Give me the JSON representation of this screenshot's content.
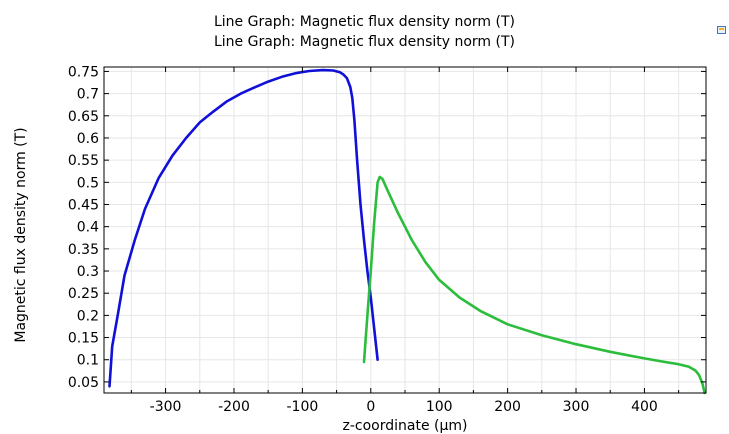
{
  "chart_data": {
    "type": "line",
    "title": "Line Graph: Magnetic flux density norm (T)",
    "subtitle": "Line Graph: Magnetic flux density norm (T)",
    "xlabel": "z-coordinate (µm)",
    "ylabel": "Magnetic flux density norm (T)",
    "xlim": [
      -390,
      490
    ],
    "ylim": [
      0.025,
      0.76
    ],
    "xticks": [
      -300,
      -200,
      -100,
      0,
      100,
      200,
      300,
      400
    ],
    "yticks": [
      0.05,
      0.1,
      0.15,
      0.2,
      0.25,
      0.3,
      0.35,
      0.4,
      0.45,
      0.5,
      0.55,
      0.6,
      0.65,
      0.7,
      0.75
    ],
    "grid": true,
    "series": [
      {
        "color": "#1010d8",
        "x": [
          -382,
          -378,
          -370,
          -360,
          -345,
          -330,
          -310,
          -290,
          -270,
          -250,
          -230,
          -210,
          -190,
          -170,
          -150,
          -130,
          -110,
          -90,
          -70,
          -55,
          -45,
          -40,
          -35,
          -30,
          -27,
          -24,
          -20,
          -15,
          -10,
          -5,
          0,
          5,
          10
        ],
        "y": [
          0.04,
          0.13,
          0.2,
          0.29,
          0.37,
          0.44,
          0.51,
          0.56,
          0.6,
          0.635,
          0.66,
          0.683,
          0.7,
          0.714,
          0.727,
          0.738,
          0.746,
          0.751,
          0.753,
          0.752,
          0.748,
          0.743,
          0.735,
          0.715,
          0.69,
          0.64,
          0.55,
          0.45,
          0.37,
          0.3,
          0.24,
          0.17,
          0.1
        ]
      },
      {
        "color": "#2cbd3c",
        "x": [
          -10,
          -5,
          0,
          5,
          10,
          13,
          17,
          25,
          40,
          60,
          80,
          100,
          130,
          160,
          200,
          250,
          300,
          350,
          400,
          430,
          450,
          465,
          475,
          480,
          485,
          488
        ],
        "y": [
          0.095,
          0.2,
          0.3,
          0.41,
          0.5,
          0.512,
          0.508,
          0.48,
          0.43,
          0.37,
          0.32,
          0.28,
          0.24,
          0.21,
          0.18,
          0.155,
          0.135,
          0.118,
          0.103,
          0.095,
          0.09,
          0.084,
          0.075,
          0.065,
          0.045,
          0.025
        ]
      }
    ]
  }
}
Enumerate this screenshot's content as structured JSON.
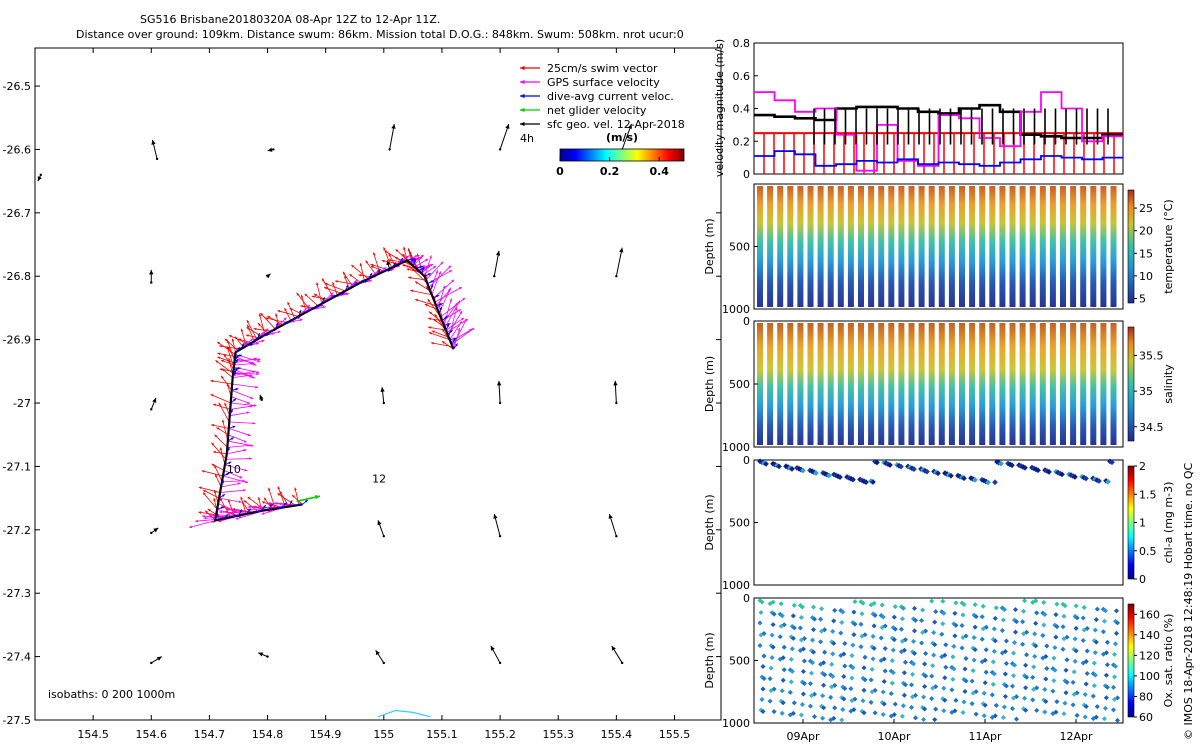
{
  "chart_data": [
    {
      "type": "map-vector",
      "title": "SG516 Brisbane20180320A 08-Apr 12Z to 12-Apr 11Z.",
      "subtitle": "Distance over ground: 109km. Distance swum: 86km. Mission total D.O.G.: 848km. Swum: 508km. nrot ucur:0",
      "x_ticks": [
        154.5,
        154.6,
        154.7,
        154.8,
        154.9,
        155,
        155.1,
        155.2,
        155.3,
        155.4,
        155.5
      ],
      "y_ticks": [
        -26.5,
        -26.6,
        -26.7,
        -26.8,
        -26.9,
        -27,
        -27.1,
        -27.2,
        -27.3,
        -27.4,
        -27.5
      ],
      "x_tick_labels": [
        "154.5",
        "154.6",
        "154.7",
        "154.8",
        "154.9",
        "155",
        "155.1",
        "155.2",
        "155.3",
        "155.4",
        "155.5"
      ],
      "y_tick_labels": [
        "-26.5",
        "-26.6",
        "-26.7",
        "-26.8",
        "-26.9",
        "-27",
        "-27.1",
        "-27.2",
        "-27.3",
        "-27.4",
        "-27.5"
      ],
      "xlim": [
        154.4,
        155.58
      ],
      "ylim": [
        -27.5,
        -26.44
      ],
      "legend": {
        "placement": "top-right",
        "entries": [
          {
            "label": "25cm/s swim vector",
            "color": "#ff0000"
          },
          {
            "label": "GPS surface velocity",
            "color": "#ff00ff"
          },
          {
            "label": "dive-avg current veloc.",
            "color": "#0000ff"
          },
          {
            "label": "net glider velocity",
            "color": "#00cc00"
          },
          {
            "label": "sfc geo. vel. 12-Apr-2018",
            "color": "#000000"
          }
        ],
        "scale_label": "4h"
      },
      "colorbar": {
        "label": "(m/s)",
        "ticks": [
          "0",
          "0.2",
          "0.4"
        ],
        "range": [
          0,
          0.5
        ]
      },
      "annotations": [
        {
          "text": "10",
          "lon": 154.73,
          "lat": -27.11
        },
        {
          "text": "12",
          "lon": 154.98,
          "lat": -27.125
        }
      ],
      "isobaths_label": "isobaths: 0   200  1000m",
      "track": [
        [
          154.86,
          -27.16
        ],
        [
          154.79,
          -27.17
        ],
        [
          154.71,
          -27.185
        ],
        [
          154.73,
          -27.08
        ],
        [
          154.74,
          -26.96
        ],
        [
          154.745,
          -26.92
        ],
        [
          154.8,
          -26.89
        ],
        [
          154.88,
          -26.85
        ],
        [
          154.96,
          -26.81
        ],
        [
          155.04,
          -26.775
        ],
        [
          155.07,
          -26.8
        ],
        [
          155.1,
          -26.87
        ],
        [
          155.12,
          -26.915
        ]
      ],
      "geo_vectors": [
        {
          "lon": 154.61,
          "lat": -26.615,
          "u": -0.008,
          "v": 0.03
        },
        {
          "lon": 154.81,
          "lat": -26.6,
          "u": -0.01,
          "v": -0.002
        },
        {
          "lon": 155.01,
          "lat": -26.6,
          "u": 0.008,
          "v": 0.04
        },
        {
          "lon": 155.2,
          "lat": -26.6,
          "u": 0.015,
          "v": 0.04
        },
        {
          "lon": 155.41,
          "lat": -26.6,
          "u": 0.016,
          "v": 0.04
        },
        {
          "lon": 154.41,
          "lat": -26.64,
          "u": -0.005,
          "v": -0.01
        },
        {
          "lon": 154.6,
          "lat": -26.81,
          "u": 0.0,
          "v": 0.02
        },
        {
          "lon": 154.8,
          "lat": -26.8,
          "u": 0.005,
          "v": 0.004
        },
        {
          "lon": 155.01,
          "lat": -26.79,
          "u": -0.004,
          "v": 0.015
        },
        {
          "lon": 155.19,
          "lat": -26.8,
          "u": 0.008,
          "v": 0.04
        },
        {
          "lon": 155.4,
          "lat": -26.8,
          "u": 0.01,
          "v": 0.045
        },
        {
          "lon": 154.6,
          "lat": -27.01,
          "u": 0.008,
          "v": 0.018
        },
        {
          "lon": 154.79,
          "lat": -26.995,
          "u": -0.003,
          "v": 0.008
        },
        {
          "lon": 155.0,
          "lat": -27.0,
          "u": -0.003,
          "v": 0.025
        },
        {
          "lon": 155.2,
          "lat": -27.0,
          "u": -0.002,
          "v": 0.035
        },
        {
          "lon": 155.4,
          "lat": -27.0,
          "u": -0.002,
          "v": 0.035
        },
        {
          "lon": 154.6,
          "lat": -27.205,
          "u": 0.012,
          "v": 0.008
        },
        {
          "lon": 155.0,
          "lat": -27.21,
          "u": -0.01,
          "v": 0.025
        },
        {
          "lon": 155.2,
          "lat": -27.21,
          "u": -0.01,
          "v": 0.035
        },
        {
          "lon": 155.4,
          "lat": -27.21,
          "u": -0.012,
          "v": 0.035
        },
        {
          "lon": 154.6,
          "lat": -27.41,
          "u": 0.018,
          "v": 0.01
        },
        {
          "lon": 154.8,
          "lat": -27.4,
          "u": -0.016,
          "v": 0.006
        },
        {
          "lon": 155.0,
          "lat": -27.41,
          "u": -0.014,
          "v": 0.02
        },
        {
          "lon": 155.2,
          "lat": -27.41,
          "u": -0.016,
          "v": 0.027
        },
        {
          "lon": 155.41,
          "lat": -27.41,
          "u": -0.018,
          "v": 0.027
        }
      ],
      "isobath_0m": [
        [
          154.99,
          -27.495
        ],
        [
          155.02,
          -27.485
        ],
        [
          155.05,
          -27.488
        ],
        [
          155.08,
          -27.495
        ]
      ]
    },
    {
      "type": "line",
      "ylabel": "velocity magnitude (m/s)",
      "ylim": [
        0,
        0.8
      ],
      "y_ticks": [
        0,
        0.2,
        0.4,
        0.6,
        0.8
      ],
      "y_tick_labels": [
        "0",
        "0.2",
        "0.4",
        "0.6",
        "0.8"
      ],
      "series": [
        {
          "color": "#ff0000",
          "values": [
            0.25
          ]
        },
        {
          "color": "#000000",
          "values": [
            0.36,
            0.35,
            0.34,
            0.33,
            0.4,
            0.41,
            0.41,
            0.4,
            0.38,
            0.37,
            0.4,
            0.42,
            0.38,
            0.24,
            0.23,
            0.22,
            0.22,
            0.24
          ]
        },
        {
          "color": "#ff00ff",
          "values": [
            0.5,
            0.45,
            0.38,
            0.4,
            0.24,
            0.02,
            0.3,
            0.08,
            0.05,
            0.36,
            0.34,
            0.22,
            0.17,
            0.38,
            0.5,
            0.4,
            0.2,
            0.23
          ]
        },
        {
          "color": "#0000ff",
          "values": [
            0.11,
            0.14,
            0.12,
            0.05,
            0.06,
            0.08,
            0.07,
            0.09,
            0.06,
            0.07,
            0.06,
            0.05,
            0.07,
            0.09,
            0.11,
            0.1,
            0.09,
            0.1
          ]
        }
      ]
    },
    {
      "type": "scatter",
      "ylabel": "Depth (m)",
      "y_tick_labels": [
        "500",
        "1000"
      ],
      "ylim": [
        0,
        1000
      ],
      "colorbar": {
        "label": "temperature (°C)",
        "ticks": [
          "5",
          "10",
          "15",
          "20",
          "25"
        ],
        "range": [
          4,
          29
        ]
      }
    },
    {
      "type": "scatter",
      "ylabel": "Depth (m)",
      "y_tick_labels": [
        "0",
        "500",
        "1000"
      ],
      "ylim": [
        0,
        1000
      ],
      "colorbar": {
        "label": "salinity",
        "ticks": [
          "34.5",
          "35",
          "35.5"
        ],
        "range": [
          34.3,
          35.9
        ]
      }
    },
    {
      "type": "scatter",
      "ylabel": "Depth (m)",
      "y_tick_labels": [
        "0",
        "500",
        "1000"
      ],
      "ylim": [
        0,
        1000
      ],
      "colorbar": {
        "label": "chl-a (mg m-3)",
        "ticks": [
          "0",
          "0.5",
          "1",
          "1.5",
          "2"
        ],
        "range": [
          0,
          2
        ]
      }
    },
    {
      "type": "scatter",
      "ylabel": "Depth (m)",
      "y_tick_labels": [
        "0",
        "500",
        "1000"
      ],
      "ylim": [
        0,
        1000
      ],
      "x_tick_labels": [
        "09Apr",
        "10Apr",
        "11Apr",
        "12Apr"
      ],
      "colorbar": {
        "label": "Ox. sat. ratio (%)",
        "ticks": [
          "60",
          "80",
          "100",
          "120",
          "140",
          "160"
        ],
        "range": [
          60,
          170
        ]
      }
    }
  ],
  "footer_note": "© IMOS 18-Apr-2018 12:48:19 Hobart time. no QC"
}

* Your instructions
Find the string "density" in the entries above and return each line that holds it.

* Output of the task
    "title": "Line Graph: Magnetic flux density norm (T)",
    "subtitle": "Line Graph: Magnetic flux density norm (T)",
    "ylabel": "Magnetic flux density norm (T)",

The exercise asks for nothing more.